**Extrait:**
===

Au Festival d’Avignon, l’artiste à la tête du Théâtre National de Strasbourg présente sa dernière pièce à la rencontre de celles et ceux qui font de la haute-couture un art.

Le titre ne laisse aucune place au doute : il y aura des larmes et des tiraillements, dans cette dernière création de Caroline Guiela Nguyen. Avec LACRIMA, la directrice du TNS s’immerge dans une maison haute-couture à l’occasion d’une commande qui va venir en bouleverser le quotidien. En préparation du mariage du siècle, l’atelier français Béliana a été requis pour concevoir la robe de la princesse d’Angleterre, avec tout ce que cette expérience comporte de pression subie. À partir de ce contexte particulièrement tendu, la metteuse en scène entend creuser dans les méandres des relations humaines pour en faire ressortir tout un spectre d’émotions.

© Christophe Raynaud de Lage / Festival d’Avignon

En effet, il est moins question de créer un suspense autour de la fameuse robe – qui nous apparaît déjà dans sa dernière version avant même le début de la représentation –, que d’en suivre le parcours de création par le prisme de celles et ceux qui y auront contribué. D’Alençon à Mumbaï en passant par Paris ou Londres, Caroline Guiela Nguyen prend le prétexte du long voyage de cette pièce d’exception pour donner écho à sa dramaturgie. Dans une volonté affirmée de réalisme, elle se nourrit des habitudes de communication prises pendant la crise sanitaire et qui font désormais partie de notre quotidien. Rythmant sa pièce d’appels en visio qui justifient en partie l’usage de la vidéo au plateau, la metteuse en scène mêle le récit ordinaire de ses personnages à la situation inhabituelle à laquelle ils sont confrontés.

L’intention est claire et se construit, en dépit d’une interprétation parfois fragile dans son naturalisme, au gré d’une dynamique qui s’assume comme prosaïque. Derrière ses aspirations tragiques, LACRIMA ne compose plus avec des héros ou des héroïnes. La pièce cherche au contraire à provoquer la rencontre de ces personnes que le quotidien a envahi et dont le destin n’a habituellement pas sa place sur une scène. En cela, Caroline Guiela Nguyen convoque une fois de plus une vision personnelle de son art, quitte à y perdre la notion de théâtralité. Car malgré leur rareté sur les plateaux, la vie de ces personnages ressort avec une certaine trivialité, précisément renforcée par la recherche systématique de réalisme.

===

**Entrées fournies:**
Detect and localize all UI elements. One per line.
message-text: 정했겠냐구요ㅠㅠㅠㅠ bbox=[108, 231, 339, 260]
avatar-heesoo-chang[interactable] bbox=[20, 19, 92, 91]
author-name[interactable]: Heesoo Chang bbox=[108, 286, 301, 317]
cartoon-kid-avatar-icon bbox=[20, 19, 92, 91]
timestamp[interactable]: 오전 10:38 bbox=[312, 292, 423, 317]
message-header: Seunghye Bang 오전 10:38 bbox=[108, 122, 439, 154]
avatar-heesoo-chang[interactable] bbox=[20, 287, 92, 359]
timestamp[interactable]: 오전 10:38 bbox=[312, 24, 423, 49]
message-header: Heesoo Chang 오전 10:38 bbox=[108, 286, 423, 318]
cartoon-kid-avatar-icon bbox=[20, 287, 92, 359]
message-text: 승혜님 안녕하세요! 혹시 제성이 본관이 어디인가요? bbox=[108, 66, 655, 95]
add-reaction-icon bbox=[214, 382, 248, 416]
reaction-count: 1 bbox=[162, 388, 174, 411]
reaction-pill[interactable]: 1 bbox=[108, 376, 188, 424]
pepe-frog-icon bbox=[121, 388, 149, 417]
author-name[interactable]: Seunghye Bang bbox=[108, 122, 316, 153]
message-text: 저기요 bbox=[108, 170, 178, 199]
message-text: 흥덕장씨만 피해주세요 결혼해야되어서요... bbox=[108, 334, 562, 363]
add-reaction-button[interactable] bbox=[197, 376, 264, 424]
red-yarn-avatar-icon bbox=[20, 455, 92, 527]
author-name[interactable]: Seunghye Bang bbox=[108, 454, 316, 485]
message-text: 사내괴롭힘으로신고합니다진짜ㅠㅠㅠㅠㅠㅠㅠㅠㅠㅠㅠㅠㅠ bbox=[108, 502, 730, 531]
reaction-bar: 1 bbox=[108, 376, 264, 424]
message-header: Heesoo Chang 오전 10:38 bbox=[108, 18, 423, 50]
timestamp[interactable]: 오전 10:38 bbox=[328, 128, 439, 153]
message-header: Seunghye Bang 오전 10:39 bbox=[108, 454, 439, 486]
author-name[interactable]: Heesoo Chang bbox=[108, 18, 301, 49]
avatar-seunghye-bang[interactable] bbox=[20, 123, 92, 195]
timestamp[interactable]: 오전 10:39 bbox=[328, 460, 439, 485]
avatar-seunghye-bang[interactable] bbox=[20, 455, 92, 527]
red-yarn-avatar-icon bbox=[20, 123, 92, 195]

===

**Consigne 1:** D'après l'extrait, quel atelier a été choisi pour concevoir la robe de la princesse d'Angleterre ?
**Consigne 2:** Relevez chaque ligne des entrées où figure la chaîne « message ».
L'extrait et les entrées n'ont aucun lien entre eux.

**Réponse rédigée 1:** L'atelier français Béliana.

**Réponse rédigée 2:**
message-text: 정했겠냐구요ㅠㅠㅠㅠ bbox=[108, 231, 339, 260]
message-header: Seunghye Bang 오전 10:38 bbox=[108, 122, 439, 154]
message-header: Heesoo Chang 오전 10:38 bbox=[108, 286, 423, 318]
message-text: 승혜님 안녕하세요! 혹시 제성이 본관이 어디인가요? bbox=[108, 66, 655, 95]
message-text: 저기요 bbox=[108, 170, 178, 199]
message-text: 흥덕장씨만 피해주세요 결혼해야되어서요... bbox=[108, 334, 562, 363]
message-text: 사내괴롭힘으로신고합니다진짜ㅠㅠㅠㅠㅠㅠㅠㅠㅠㅠㅠㅠㅠ bbox=[108, 502, 730, 531]
message-header: Heesoo Chang 오전 10:38 bbox=[108, 18, 423, 50]
message-header: Seunghye Bang 오전 10:39 bbox=[108, 454, 439, 486]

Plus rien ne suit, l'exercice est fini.